SUPPLIED MATERIAL
★ ★ ★ ★ ★

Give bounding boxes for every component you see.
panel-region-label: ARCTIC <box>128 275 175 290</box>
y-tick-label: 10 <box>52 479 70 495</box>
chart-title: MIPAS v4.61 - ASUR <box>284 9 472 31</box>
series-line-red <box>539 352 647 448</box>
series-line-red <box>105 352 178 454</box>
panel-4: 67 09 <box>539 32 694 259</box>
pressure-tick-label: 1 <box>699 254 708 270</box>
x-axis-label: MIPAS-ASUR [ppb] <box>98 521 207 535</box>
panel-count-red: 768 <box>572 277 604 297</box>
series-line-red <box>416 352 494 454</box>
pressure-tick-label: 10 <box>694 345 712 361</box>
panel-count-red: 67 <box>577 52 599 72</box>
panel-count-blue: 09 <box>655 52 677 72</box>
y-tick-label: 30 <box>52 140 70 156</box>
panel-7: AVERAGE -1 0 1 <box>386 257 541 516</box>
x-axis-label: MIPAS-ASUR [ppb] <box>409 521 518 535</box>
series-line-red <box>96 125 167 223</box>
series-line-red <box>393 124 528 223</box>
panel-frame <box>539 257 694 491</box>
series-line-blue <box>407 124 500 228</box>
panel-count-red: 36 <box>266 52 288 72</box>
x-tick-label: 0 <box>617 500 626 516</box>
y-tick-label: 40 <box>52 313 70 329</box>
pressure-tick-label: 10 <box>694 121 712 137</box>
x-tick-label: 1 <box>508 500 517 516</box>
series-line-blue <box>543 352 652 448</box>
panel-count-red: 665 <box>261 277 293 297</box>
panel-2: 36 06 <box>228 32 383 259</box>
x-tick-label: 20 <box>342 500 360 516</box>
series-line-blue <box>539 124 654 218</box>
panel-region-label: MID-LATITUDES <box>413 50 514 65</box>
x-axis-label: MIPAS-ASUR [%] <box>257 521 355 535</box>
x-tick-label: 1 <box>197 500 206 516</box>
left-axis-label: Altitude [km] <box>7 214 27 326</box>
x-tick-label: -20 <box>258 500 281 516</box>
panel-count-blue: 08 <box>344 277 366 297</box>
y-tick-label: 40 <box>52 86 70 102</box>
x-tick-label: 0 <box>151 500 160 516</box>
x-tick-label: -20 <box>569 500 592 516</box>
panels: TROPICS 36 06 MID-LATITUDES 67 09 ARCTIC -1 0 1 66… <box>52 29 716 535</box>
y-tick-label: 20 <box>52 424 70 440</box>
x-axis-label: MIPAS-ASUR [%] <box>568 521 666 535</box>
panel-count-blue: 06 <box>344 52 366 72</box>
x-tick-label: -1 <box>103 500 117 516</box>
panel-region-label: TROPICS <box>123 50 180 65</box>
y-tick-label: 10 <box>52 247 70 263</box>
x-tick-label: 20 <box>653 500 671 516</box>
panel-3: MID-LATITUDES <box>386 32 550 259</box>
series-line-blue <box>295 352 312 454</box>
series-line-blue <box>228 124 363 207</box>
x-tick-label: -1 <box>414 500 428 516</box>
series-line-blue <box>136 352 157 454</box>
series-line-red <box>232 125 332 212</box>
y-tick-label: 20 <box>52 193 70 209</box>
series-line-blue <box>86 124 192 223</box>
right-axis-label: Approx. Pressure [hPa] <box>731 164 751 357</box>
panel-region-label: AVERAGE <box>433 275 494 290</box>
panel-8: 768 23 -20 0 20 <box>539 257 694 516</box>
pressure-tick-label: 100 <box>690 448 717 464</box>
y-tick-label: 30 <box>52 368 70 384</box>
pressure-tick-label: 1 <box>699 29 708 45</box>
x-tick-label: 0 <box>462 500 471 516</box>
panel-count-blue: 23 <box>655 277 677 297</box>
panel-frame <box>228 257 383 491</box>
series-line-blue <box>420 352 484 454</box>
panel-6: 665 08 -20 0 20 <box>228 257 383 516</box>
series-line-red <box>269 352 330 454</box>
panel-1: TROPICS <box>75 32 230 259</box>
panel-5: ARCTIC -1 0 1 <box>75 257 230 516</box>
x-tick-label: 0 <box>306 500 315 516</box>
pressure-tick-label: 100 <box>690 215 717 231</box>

★ ★ ★ ★ ★

TASK TO COMPLETE
Can you output the records from their first line through the line containing "panel-region-label: TROPICS <box>123", including that line, as a JSON list of strings with one string per line and no blank lines?

ANSWER TO THE PROBLEM
[
  "Give bounding boxes for every component you see.",
  "panel-region-label: ARCTIC <box>128 275 175 290</box>",
  "y-tick-label: 10 <box>52 479 70 495</box>",
  "chart-title: MIPAS v4.61 - ASUR <box>284 9 472 31</box>",
  "series-line-red <box>539 352 647 448</box>",
  "series-line-red <box>105 352 178 454</box>",
  "panel-4: 67 09 <box>539 32 694 259</box>",
  "pressure-tick-label: 1 <box>699 254 708 270</box>",
  "x-axis-label: MIPAS-ASUR [ppb] <box>98 521 207 535</box>",
  "panel-count-red: 768 <box>572 277 604 297</box>",
  "series-line-red <box>416 352 494 454</box>",
  "pressure-tick-label: 10 <box>694 345 712 361</box>",
  "panel-count-red: 67 <box>577 52 599 72</box>",
  "panel-count-blue: 09 <box>655 52 677 72</box>",
  "y-tick-label: 30 <box>52 140 70 156</box>",
  "panel-7: AVERAGE -1 0 1 <box>386 257 541 516</box>",
  "x-axis-label: MIPAS-ASUR [ppb] <box>409 521 518 535</box>",
  "series-line-red <box>96 125 167 223</box>",
  "series-line-red <box>393 124 528 223</box>",
  "panel-frame <box>539 257 694 491</box>",
  "series-line-blue <box>407 124 500 228</box>",
  "panel-count-red: 36 <box>266 52 288 72</box>",
  "x-tick-label: 0 <box>617 500 626 516</box>",
  "y-tick-label: 40 <box>52 313 70 329</box>",
  "pressure-tick-label: 10 <box>694 121 712 137</box>",
  "x-tick-label: 1 <box>508 500 517 516</box>",
  "series-line-blue <box>543 352 652 448</box>",
  "panel-count-red: 665 <box>261 277 293 297</box>",
  "panel-2: 36 06 <box>228 32 383 259</box>",
  "x-tick-label: 20 <box>342 500 360 516</box>",
  "series-line-blue <box>539 124 654 218</box>",
  "panel-region-label: MID-LATITUDES <box>413 50 514 65</box>",
  "x-axis-label: MIPAS-ASUR [%] <box>257 521 355 535</box>",
  "x-tick-label: 1 <box>197 500 206 516</box>",
  "left-axis-label: Altitude [km] <box>7 214 27 326</box>",
  "x-tick-label: -20 <box>258 500 281 516</box>",
  "panel-count-blue: 08 <box>344 277 366 297</box>",
  "y-tick-label: 40 <box>52 86 70 102</box>",
  "x-tick-label: 0 <box>151 500 160 516</box>",
  "x-tick-label: -20 <box>569 500 592 516</box>",
  "panels: TROPICS 36 06 MID-LATITUDES 67 09 ARCTIC -1 0 1 66… <box>52 29 716 535</box>",
  "y-tick-label: 20 <box>52 424 70 440</box>",
  "x-axis-label: MIPAS-ASUR [%] <box>568 521 666 535</box>",
  "panel-count-blue: 06 <box>344 52 366 72</box>",
  "x-tick-label: -1 <box>103 500 117 516</box>",
  "panel-region-label: TROPICS <box>123 50 180 65</box>"
]